PROBLEM DESCRIPTION: Repeat each entry word for word. Leave any images out of the copy.

========================

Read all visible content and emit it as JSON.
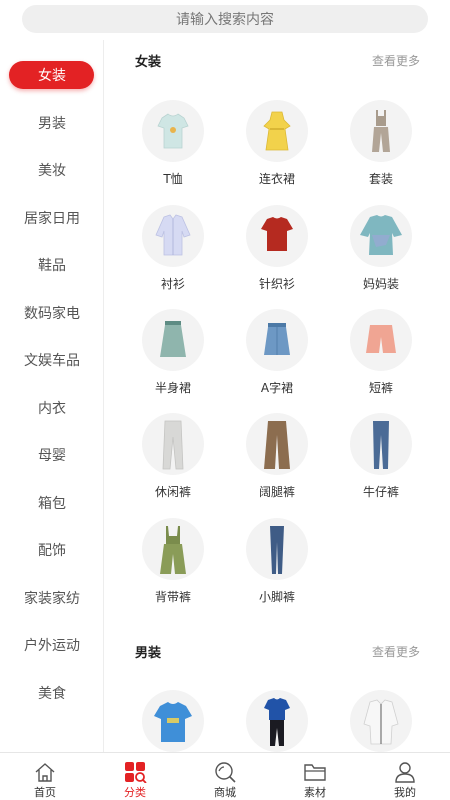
{
  "search": {
    "placeholder": "请输入搜索内容"
  },
  "sidebar": {
    "items": [
      {
        "label": "女装",
        "active": true
      },
      {
        "label": "男装"
      },
      {
        "label": "美妆"
      },
      {
        "label": "居家日用"
      },
      {
        "label": "鞋品"
      },
      {
        "label": "数码家电"
      },
      {
        "label": "文娱车品"
      },
      {
        "label": "内衣"
      },
      {
        "label": "母婴"
      },
      {
        "label": "箱包"
      },
      {
        "label": "配饰"
      },
      {
        "label": "家装家纺"
      },
      {
        "label": "户外运动"
      },
      {
        "label": "美食"
      }
    ]
  },
  "sections": [
    {
      "title": "女装",
      "more": "查看更多",
      "items": [
        {
          "label": "T恤",
          "icon": "tshirt-icon"
        },
        {
          "label": "连衣裙",
          "icon": "dress-icon"
        },
        {
          "label": "套装",
          "icon": "suit-set-icon"
        },
        {
          "label": "衬衫",
          "icon": "shirt-icon"
        },
        {
          "label": "针织衫",
          "icon": "knit-sweater-icon"
        },
        {
          "label": "妈妈装",
          "icon": "mom-wear-icon"
        },
        {
          "label": "半身裙",
          "icon": "skirt-icon"
        },
        {
          "label": "A字裙",
          "icon": "a-line-skirt-icon"
        },
        {
          "label": "短裤",
          "icon": "shorts-icon"
        },
        {
          "label": "休闲裤",
          "icon": "casual-pants-icon"
        },
        {
          "label": "阔腿裤",
          "icon": "wide-leg-pants-icon"
        },
        {
          "label": "牛仔裤",
          "icon": "jeans-icon"
        },
        {
          "label": "背带裤",
          "icon": "overalls-icon"
        },
        {
          "label": "小脚裤",
          "icon": "skinny-pants-icon"
        }
      ]
    },
    {
      "title": "男装",
      "more": "查看更多",
      "items": [
        {
          "label": "",
          "icon": "mens-tshirt-icon"
        },
        {
          "label": "",
          "icon": "mens-outfit-icon"
        },
        {
          "label": "",
          "icon": "mens-jacket-icon"
        }
      ]
    }
  ],
  "tabbar": {
    "items": [
      {
        "label": "首页",
        "icon": "home-icon"
      },
      {
        "label": "分类",
        "icon": "category-icon",
        "active": true
      },
      {
        "label": "商城",
        "icon": "mall-search-icon"
      },
      {
        "label": "素材",
        "icon": "folder-icon"
      },
      {
        "label": "我的",
        "icon": "user-icon"
      }
    ]
  },
  "colors": {
    "accent": "#e32224",
    "placeholder_bg": "#efefef",
    "circle_bg": "#f3f3f3"
  }
}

========================

SOLUTION FOR THIS PROBLEM:
Read all visible content and emit it as JSON.
{
  "search": {
    "placeholder": "请输入搜索内容"
  },
  "sidebar": {
    "items": [
      {
        "label": "女装",
        "active": true
      },
      {
        "label": "男装"
      },
      {
        "label": "美妆"
      },
      {
        "label": "居家日用"
      },
      {
        "label": "鞋品"
      },
      {
        "label": "数码家电"
      },
      {
        "label": "文娱车品"
      },
      {
        "label": "内衣"
      },
      {
        "label": "母婴"
      },
      {
        "label": "箱包"
      },
      {
        "label": "配饰"
      },
      {
        "label": "家装家纺"
      },
      {
        "label": "户外运动"
      },
      {
        "label": "美食"
      }
    ]
  },
  "sections": [
    {
      "title": "女装",
      "more": "查看更多",
      "items": [
        {
          "label": "T恤",
          "icon": "tshirt-icon"
        },
        {
          "label": "连衣裙",
          "icon": "dress-icon"
        },
        {
          "label": "套装",
          "icon": "suit-set-icon"
        },
        {
          "label": "衬衫",
          "icon": "shirt-icon"
        },
        {
          "label": "针织衫",
          "icon": "knit-sweater-icon"
        },
        {
          "label": "妈妈装",
          "icon": "mom-wear-icon"
        },
        {
          "label": "半身裙",
          "icon": "skirt-icon"
        },
        {
          "label": "A字裙",
          "icon": "a-line-skirt-icon"
        },
        {
          "label": "短裤",
          "icon": "shorts-icon"
        },
        {
          "label": "休闲裤",
          "icon": "casual-pants-icon"
        },
        {
          "label": "阔腿裤",
          "icon": "wide-leg-pants-icon"
        },
        {
          "label": "牛仔裤",
          "icon": "jeans-icon"
        },
        {
          "label": "背带裤",
          "icon": "overalls-icon"
        },
        {
          "label": "小脚裤",
          "icon": "skinny-pants-icon"
        }
      ]
    },
    {
      "title": "男装",
      "more": "查看更多",
      "items": [
        {
          "label": "",
          "icon": "mens-tshirt-icon"
        },
        {
          "label": "",
          "icon": "mens-outfit-icon"
        },
        {
          "label": "",
          "icon": "mens-jacket-icon"
        }
      ]
    }
  ],
  "tabbar": {
    "items": [
      {
        "label": "首页",
        "icon": "home-icon"
      },
      {
        "label": "分类",
        "icon": "category-icon",
        "active": true
      },
      {
        "label": "商城",
        "icon": "mall-search-icon"
      },
      {
        "label": "素材",
        "icon": "folder-icon"
      },
      {
        "label": "我的",
        "icon": "user-icon"
      }
    ]
  },
  "colors": {
    "accent": "#e32224",
    "placeholder_bg": "#efefef",
    "circle_bg": "#f3f3f3"
  }
}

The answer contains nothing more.